■ Exercise objective: Give the records back in full, exactly as they read.
___ Supplied records
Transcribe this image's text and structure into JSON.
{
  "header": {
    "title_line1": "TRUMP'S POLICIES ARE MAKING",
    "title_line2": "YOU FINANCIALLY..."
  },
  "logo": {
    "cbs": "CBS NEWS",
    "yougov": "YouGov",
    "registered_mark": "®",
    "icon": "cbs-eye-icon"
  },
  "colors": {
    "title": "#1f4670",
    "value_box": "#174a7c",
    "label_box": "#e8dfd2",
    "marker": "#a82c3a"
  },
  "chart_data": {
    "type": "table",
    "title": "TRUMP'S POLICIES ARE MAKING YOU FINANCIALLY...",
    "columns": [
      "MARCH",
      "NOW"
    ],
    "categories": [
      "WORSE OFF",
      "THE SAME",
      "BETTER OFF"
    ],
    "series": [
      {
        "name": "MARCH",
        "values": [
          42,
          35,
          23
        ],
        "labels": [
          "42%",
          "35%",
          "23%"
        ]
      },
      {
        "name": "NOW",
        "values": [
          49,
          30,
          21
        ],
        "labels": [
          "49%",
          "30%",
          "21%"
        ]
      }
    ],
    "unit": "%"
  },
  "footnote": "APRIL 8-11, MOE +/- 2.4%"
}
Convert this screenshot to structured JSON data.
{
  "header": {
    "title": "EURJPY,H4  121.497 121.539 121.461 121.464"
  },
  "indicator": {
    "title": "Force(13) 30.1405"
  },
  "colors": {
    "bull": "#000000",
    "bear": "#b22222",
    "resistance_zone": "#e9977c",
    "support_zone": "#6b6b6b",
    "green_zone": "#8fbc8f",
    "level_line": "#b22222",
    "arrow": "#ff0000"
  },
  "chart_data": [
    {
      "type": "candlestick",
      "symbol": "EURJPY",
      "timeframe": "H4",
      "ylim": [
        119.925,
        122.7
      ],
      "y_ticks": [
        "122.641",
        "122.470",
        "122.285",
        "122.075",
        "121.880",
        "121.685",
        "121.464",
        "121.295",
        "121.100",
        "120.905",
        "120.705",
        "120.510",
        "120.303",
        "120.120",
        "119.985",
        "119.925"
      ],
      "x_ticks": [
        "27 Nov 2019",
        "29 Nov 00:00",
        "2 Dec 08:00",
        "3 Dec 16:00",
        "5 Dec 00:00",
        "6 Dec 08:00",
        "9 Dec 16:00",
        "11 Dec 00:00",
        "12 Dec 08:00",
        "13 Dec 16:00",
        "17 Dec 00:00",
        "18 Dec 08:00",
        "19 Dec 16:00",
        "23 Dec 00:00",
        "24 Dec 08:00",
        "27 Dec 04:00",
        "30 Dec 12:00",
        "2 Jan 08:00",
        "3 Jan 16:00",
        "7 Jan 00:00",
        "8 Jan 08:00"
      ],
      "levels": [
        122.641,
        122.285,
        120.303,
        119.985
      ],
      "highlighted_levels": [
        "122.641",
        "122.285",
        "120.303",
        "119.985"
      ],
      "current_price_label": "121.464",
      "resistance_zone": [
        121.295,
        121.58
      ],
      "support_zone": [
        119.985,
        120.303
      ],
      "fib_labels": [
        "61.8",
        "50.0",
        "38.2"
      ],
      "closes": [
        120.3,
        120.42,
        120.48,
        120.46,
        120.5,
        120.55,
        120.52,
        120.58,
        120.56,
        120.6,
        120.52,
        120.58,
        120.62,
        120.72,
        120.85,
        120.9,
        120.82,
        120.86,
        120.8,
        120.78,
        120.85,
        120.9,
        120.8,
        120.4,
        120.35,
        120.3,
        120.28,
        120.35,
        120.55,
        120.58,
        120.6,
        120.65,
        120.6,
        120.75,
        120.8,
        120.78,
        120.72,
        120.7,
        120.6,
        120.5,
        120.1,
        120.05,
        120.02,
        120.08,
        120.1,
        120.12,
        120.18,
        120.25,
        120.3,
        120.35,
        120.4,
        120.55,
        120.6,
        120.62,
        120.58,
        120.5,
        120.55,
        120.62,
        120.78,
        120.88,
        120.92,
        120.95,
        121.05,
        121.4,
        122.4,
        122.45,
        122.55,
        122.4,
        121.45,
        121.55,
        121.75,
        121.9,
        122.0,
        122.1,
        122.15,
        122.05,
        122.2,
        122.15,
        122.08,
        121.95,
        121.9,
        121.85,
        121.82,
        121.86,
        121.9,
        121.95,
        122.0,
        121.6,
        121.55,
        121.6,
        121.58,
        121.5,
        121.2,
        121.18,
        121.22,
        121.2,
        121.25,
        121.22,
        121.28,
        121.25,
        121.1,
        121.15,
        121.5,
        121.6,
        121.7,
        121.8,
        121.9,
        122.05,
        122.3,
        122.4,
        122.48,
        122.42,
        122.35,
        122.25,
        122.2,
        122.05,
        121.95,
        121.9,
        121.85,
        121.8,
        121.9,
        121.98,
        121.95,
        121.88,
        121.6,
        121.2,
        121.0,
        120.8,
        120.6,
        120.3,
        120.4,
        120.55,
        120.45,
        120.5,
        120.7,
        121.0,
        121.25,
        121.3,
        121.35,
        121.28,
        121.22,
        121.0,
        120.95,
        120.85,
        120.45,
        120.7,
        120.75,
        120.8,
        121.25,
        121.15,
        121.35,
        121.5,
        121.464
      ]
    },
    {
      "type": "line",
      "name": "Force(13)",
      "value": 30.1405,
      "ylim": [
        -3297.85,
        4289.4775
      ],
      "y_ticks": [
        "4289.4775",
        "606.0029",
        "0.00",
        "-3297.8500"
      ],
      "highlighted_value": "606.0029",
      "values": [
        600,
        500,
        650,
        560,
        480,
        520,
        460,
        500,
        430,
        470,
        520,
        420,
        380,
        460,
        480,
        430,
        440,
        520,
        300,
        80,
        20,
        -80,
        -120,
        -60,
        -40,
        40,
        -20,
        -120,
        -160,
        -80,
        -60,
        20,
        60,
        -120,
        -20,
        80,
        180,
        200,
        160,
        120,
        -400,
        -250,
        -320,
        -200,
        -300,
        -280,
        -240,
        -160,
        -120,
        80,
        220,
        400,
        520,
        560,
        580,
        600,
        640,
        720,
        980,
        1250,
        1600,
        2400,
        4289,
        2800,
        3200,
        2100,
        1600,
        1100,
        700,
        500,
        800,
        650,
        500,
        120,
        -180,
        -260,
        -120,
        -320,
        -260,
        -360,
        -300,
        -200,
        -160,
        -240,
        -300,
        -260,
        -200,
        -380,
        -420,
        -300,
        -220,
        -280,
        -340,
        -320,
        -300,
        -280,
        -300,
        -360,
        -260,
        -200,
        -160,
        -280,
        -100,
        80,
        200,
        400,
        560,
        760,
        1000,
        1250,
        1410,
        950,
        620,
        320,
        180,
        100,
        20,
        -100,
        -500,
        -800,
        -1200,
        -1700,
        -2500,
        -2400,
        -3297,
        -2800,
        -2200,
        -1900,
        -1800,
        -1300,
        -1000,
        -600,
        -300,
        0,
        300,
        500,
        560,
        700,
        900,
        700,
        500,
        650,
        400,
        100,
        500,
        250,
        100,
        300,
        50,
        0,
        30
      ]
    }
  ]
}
______
■ Answer for this exercise:
Transcribe this image's text and structure into JSON.
{
  "header": {
    "title_line1": "TRUMP'S POLICIES ARE MAKING",
    "title_line2": "YOU FINANCIALLY..."
  },
  "logo": {
    "cbs": "CBS NEWS",
    "yougov": "YouGov",
    "registered_mark": "®",
    "icon": "cbs-eye-icon"
  },
  "colors": {
    "title": "#1f4670",
    "value_box": "#174a7c",
    "label_box": "#e8dfd2",
    "marker": "#a82c3a"
  },
  "chart_data": {
    "type": "table",
    "title": "TRUMP'S POLICIES ARE MAKING YOU FINANCIALLY...",
    "columns": [
      "MARCH",
      "NOW"
    ],
    "categories": [
      "WORSE OFF",
      "THE SAME",
      "BETTER OFF"
    ],
    "series": [
      {
        "name": "MARCH",
        "values": [
          42,
          35,
          23
        ],
        "labels": [
          "42%",
          "35%",
          "23%"
        ]
      },
      {
        "name": "NOW",
        "values": [
          49,
          30,
          21
        ],
        "labels": [
          "49%",
          "30%",
          "21%"
        ]
      }
    ],
    "unit": "%"
  },
  "footnote": "APRIL 8-11, MOE +/- 2.4%"
}
Convert this screenshot to structured JSON data.
{
  "header": {
    "title": "EURJPY,H4  121.497 121.539 121.461 121.464"
  },
  "indicator": {
    "title": "Force(13) 30.1405"
  },
  "colors": {
    "bull": "#000000",
    "bear": "#b22222",
    "resistance_zone": "#e9977c",
    "support_zone": "#6b6b6b",
    "green_zone": "#8fbc8f",
    "level_line": "#b22222",
    "arrow": "#ff0000"
  },
  "chart_data": [
    {
      "type": "candlestick",
      "symbol": "EURJPY",
      "timeframe": "H4",
      "ylim": [
        119.925,
        122.7
      ],
      "y_ticks": [
        "122.641",
        "122.470",
        "122.285",
        "122.075",
        "121.880",
        "121.685",
        "121.464",
        "121.295",
        "121.100",
        "120.905",
        "120.705",
        "120.510",
        "120.303",
        "120.120",
        "119.985",
        "119.925"
      ],
      "x_ticks": [
        "27 Nov 2019",
        "29 Nov 00:00",
        "2 Dec 08:00",
        "3 Dec 16:00",
        "5 Dec 00:00",
        "6 Dec 08:00",
        "9 Dec 16:00",
        "11 Dec 00:00",
        "12 Dec 08:00",
        "13 Dec 16:00",
        "17 Dec 00:00",
        "18 Dec 08:00",
        "19 Dec 16:00",
        "23 Dec 00:00",
        "24 Dec 08:00",
        "27 Dec 04:00",
        "30 Dec 12:00",
        "2 Jan 08:00",
        "3 Jan 16:00",
        "7 Jan 00:00",
        "8 Jan 08:00"
      ],
      "levels": [
        122.641,
        122.285,
        120.303,
        119.985
      ],
      "highlighted_levels": [
        "122.641",
        "122.285",
        "120.303",
        "119.985"
      ],
      "current_price_label": "121.464",
      "resistance_zone": [
        121.295,
        121.58
      ],
      "support_zone": [
        119.985,
        120.303
      ],
      "fib_labels": [
        "61.8",
        "50.0",
        "38.2"
      ],
      "closes": [
        120.3,
        120.42,
        120.48,
        120.46,
        120.5,
        120.55,
        120.52,
        120.58,
        120.56,
        120.6,
        120.52,
        120.58,
        120.62,
        120.72,
        120.85,
        120.9,
        120.82,
        120.86,
        120.8,
        120.78,
        120.85,
        120.9,
        120.8,
        120.4,
        120.35,
        120.3,
        120.28,
        120.35,
        120.55,
        120.58,
        120.6,
        120.65,
        120.6,
        120.75,
        120.8,
        120.78,
        120.72,
        120.7,
        120.6,
        120.5,
        120.1,
        120.05,
        120.02,
        120.08,
        120.1,
        120.12,
        120.18,
        120.25,
        120.3,
        120.35,
        120.4,
        120.55,
        120.6,
        120.62,
        120.58,
        120.5,
        120.55,
        120.62,
        120.78,
        120.88,
        120.92,
        120.95,
        121.05,
        121.4,
        122.4,
        122.45,
        122.55,
        122.4,
        121.45,
        121.55,
        121.75,
        121.9,
        122.0,
        122.1,
        122.15,
        122.05,
        122.2,
        122.15,
        122.08,
        121.95,
        121.9,
        121.85,
        121.82,
        121.86,
        121.9,
        121.95,
        122.0,
        121.6,
        121.55,
        121.6,
        121.58,
        121.5,
        121.2,
        121.18,
        121.22,
        121.2,
        121.25,
        121.22,
        121.28,
        121.25,
        121.1,
        121.15,
        121.5,
        121.6,
        121.7,
        121.8,
        121.9,
        122.05,
        122.3,
        122.4,
        122.48,
        122.42,
        122.35,
        122.25,
        122.2,
        122.05,
        121.95,
        121.9,
        121.85,
        121.8,
        121.9,
        121.98,
        121.95,
        121.88,
        121.6,
        121.2,
        121.0,
        120.8,
        120.6,
        120.3,
        120.4,
        120.55,
        120.45,
        120.5,
        120.7,
        121.0,
        121.25,
        121.3,
        121.35,
        121.28,
        121.22,
        121.0,
        120.95,
        120.85,
        120.45,
        120.7,
        120.75,
        120.8,
        121.25,
        121.15,
        121.35,
        121.5,
        121.464
      ]
    },
    {
      "type": "line",
      "name": "Force(13)",
      "value": 30.1405,
      "ylim": [
        -3297.85,
        4289.4775
      ],
      "y_ticks": [
        "4289.4775",
        "606.0029",
        "0.00",
        "-3297.8500"
      ],
      "highlighted_value": "606.0029",
      "values": [
        600,
        500,
        650,
        560,
        480,
        520,
        460,
        500,
        430,
        470,
        520,
        420,
        380,
        460,
        480,
        430,
        440,
        520,
        300,
        80,
        20,
        -80,
        -120,
        -60,
        -40,
        40,
        -20,
        -120,
        -160,
        -80,
        -60,
        20,
        60,
        -120,
        -20,
        80,
        180,
        200,
        160,
        120,
        -400,
        -250,
        -320,
        -200,
        -300,
        -280,
        -240,
        -160,
        -120,
        80,
        220,
        400,
        520,
        560,
        580,
        600,
        640,
        720,
        980,
        1250,
        1600,
        2400,
        4289,
        2800,
        3200,
        2100,
        1600,
        1100,
        700,
        500,
        800,
        650,
        500,
        120,
        -180,
        -260,
        -120,
        -320,
        -260,
        -360,
        -300,
        -200,
        -160,
        -240,
        -300,
        -260,
        -200,
        -380,
        -420,
        -300,
        -220,
        -280,
        -340,
        -320,
        -300,
        -280,
        -300,
        -360,
        -260,
        -200,
        -160,
        -280,
        -100,
        80,
        200,
        400,
        560,
        760,
        1000,
        1250,
        1410,
        950,
        620,
        320,
        180,
        100,
        20,
        -100,
        -500,
        -800,
        -1200,
        -1700,
        -2500,
        -2400,
        -3297,
        -2800,
        -2200,
        -1900,
        -1800,
        -1300,
        -1000,
        -600,
        -300,
        0,
        300,
        500,
        560,
        700,
        900,
        700,
        500,
        650,
        400,
        100,
        500,
        250,
        100,
        300,
        50,
        0,
        30
      ]
    }
  ]
}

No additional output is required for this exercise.